= Document section =
— begin —

The key insight of this work is that pooling is a fixed, non-learnable operation, while a strided convolution is a learnable downsampling operation. By replacing pooling with strided convolution, the network gains additional trainable parameters that allow it to learn the optimal way to reduce spatial dimensions for the task at hand. The authors reported that "when pooling is replaced by an additional convolution layer with stride r=2 performance stabilizes and even improves on the base model." [1] Their all-convolutional network reached a test error of 9.08% on CIFAR-10 without data augmentation and 7.25% with augmentation, 33.71% on CIFAR-100, and a top-1 validation error of 41.2% on ImageNet. [1]

This approach has been widely adopted. Many modern architectures, including [ResNet](/wiki/resnet) [4], [DenseNet](/wiki/densenet), and [ConvNeXt](/wiki/convnext), use strided convolutions for [downsampling](/wiki/downsampling) rather than pooling layers. ConvNeXt, for example, replaces the classic ResNet stem (a 7x7 convolution with stride 2 followed by max pooling, a 4x downsampling) with a single non-overlapping 4x4 convolution with stride 4, a "patchify" stem borrowed from [Vision Transformers](/wiki/vision_transformer); this change nudged ImageNet top-1 accuracy from 79.4% to 79.5% in the authors' modernization study. [11]

| Approach | Type | Learnable | Parameters | Typical Use |
|----------|------|-----------|------------|-------------|
| Max pooling (stride 2) | Fixed operation | No | 0 | Classical architectures (VGG, AlexNet) |
| Average pooling (stride 2) | Fixed operation | No | 0 | Transition layers, global pooling |
| Strided convolution (stride 2) | Learned operation | Yes | K x K x C_in x C_out | Modern architectures (ResNet, ConvNeXt) |

## How does stride behave in transposed convolutions?

[Transposed convolutions](/wiki/transposed_convolution) (also called fractionally strided convolutions or sometimes incorrectly called deconvolutions) use stride in the opposite manner compared to standard convolutions. While stride greater than 1 in a standard convolution reduces spatial dimensions, stride greater than 1 in a transposed convolution increases spatial dimensions, performing upsampling. [3]

In a transposed convolution, the stride parameter controls how much spacing is inserted between input elements before the convolution is applied. A stride of 2 effectively doubles the spatial dimensions of the output. This is why the operation is also called "fractionally strided convolution": a stride of 2 over the output is equivalent to a stride of 1/2 over the input. [3]

Transposed convolutions with stride 2 are widely used in:

- **Semantic segmentation** networks such as [FCN](/wiki/fcn) and [U-Net](/wiki/unet), which upsample feature maps back to the original input resolution for pixel-wise classification. [8]
- **[Generative adversarial networks](/wiki/generative_adversarial_network)** (GANs), where the generator transforms low-dimensional [latent vectors](/wiki/latent_space) into high-resolution images through a series of upsampling layers.

— end —

= Stored records =

— begin —

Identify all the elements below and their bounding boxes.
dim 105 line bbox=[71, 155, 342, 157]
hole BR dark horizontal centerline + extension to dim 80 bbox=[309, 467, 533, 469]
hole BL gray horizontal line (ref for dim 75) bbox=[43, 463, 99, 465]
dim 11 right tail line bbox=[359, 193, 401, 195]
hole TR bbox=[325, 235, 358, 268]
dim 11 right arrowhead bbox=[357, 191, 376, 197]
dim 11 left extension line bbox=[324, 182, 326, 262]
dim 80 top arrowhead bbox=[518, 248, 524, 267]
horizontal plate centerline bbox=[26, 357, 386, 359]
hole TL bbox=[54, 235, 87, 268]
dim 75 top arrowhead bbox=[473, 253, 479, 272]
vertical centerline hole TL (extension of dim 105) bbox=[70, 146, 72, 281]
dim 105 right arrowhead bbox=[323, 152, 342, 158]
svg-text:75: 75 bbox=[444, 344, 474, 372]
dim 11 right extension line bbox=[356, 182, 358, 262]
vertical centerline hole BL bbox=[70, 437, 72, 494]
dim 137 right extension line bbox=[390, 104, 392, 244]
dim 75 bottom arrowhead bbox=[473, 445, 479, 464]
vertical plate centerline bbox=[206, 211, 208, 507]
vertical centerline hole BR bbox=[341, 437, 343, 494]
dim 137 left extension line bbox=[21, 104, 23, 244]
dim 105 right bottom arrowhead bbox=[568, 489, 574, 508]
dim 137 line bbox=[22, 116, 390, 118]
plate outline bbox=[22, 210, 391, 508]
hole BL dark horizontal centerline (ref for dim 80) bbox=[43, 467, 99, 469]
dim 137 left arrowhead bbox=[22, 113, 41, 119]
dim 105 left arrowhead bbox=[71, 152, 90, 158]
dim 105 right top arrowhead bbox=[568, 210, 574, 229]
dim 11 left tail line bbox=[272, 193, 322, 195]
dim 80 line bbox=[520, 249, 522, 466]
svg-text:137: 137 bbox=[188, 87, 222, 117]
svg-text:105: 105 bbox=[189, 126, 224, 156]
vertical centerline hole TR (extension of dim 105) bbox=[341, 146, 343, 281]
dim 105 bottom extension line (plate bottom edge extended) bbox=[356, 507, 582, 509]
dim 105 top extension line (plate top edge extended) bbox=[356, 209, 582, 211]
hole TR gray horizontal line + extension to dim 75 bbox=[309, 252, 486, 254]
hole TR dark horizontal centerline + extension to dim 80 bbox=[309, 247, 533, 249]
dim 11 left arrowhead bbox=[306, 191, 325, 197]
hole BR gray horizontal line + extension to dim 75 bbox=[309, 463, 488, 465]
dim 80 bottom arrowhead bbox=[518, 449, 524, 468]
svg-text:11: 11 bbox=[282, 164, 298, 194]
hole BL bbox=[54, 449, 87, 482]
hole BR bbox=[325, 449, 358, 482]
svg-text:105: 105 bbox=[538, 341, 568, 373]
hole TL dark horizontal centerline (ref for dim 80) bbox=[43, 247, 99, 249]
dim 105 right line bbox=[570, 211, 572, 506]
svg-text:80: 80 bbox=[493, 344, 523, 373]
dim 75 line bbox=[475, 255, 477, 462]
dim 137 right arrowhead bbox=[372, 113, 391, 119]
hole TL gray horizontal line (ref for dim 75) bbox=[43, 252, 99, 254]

— end —

= Short task =
Rewrite the passage on strided convolutions, starting at "- **Semantic segmentation**" and ending at "of upsampling layers.", with "pixel-wise classification" changed to "per-pixel classification".

= Answer in full =
- **Semantic segmentation** networks such as [FCN](/wiki/fcn) and [U-Net](/wiki/unet), which upsample feature maps back to the original input resolution for per-pixel classification. [8]
- **[Generative adversarial networks](/wiki/generative_adversarial_network)** (GANs), where the generator transforms low-dimensional [latent vectors](/wiki/latent_space) into high-resolution images through a series of upsampling layers.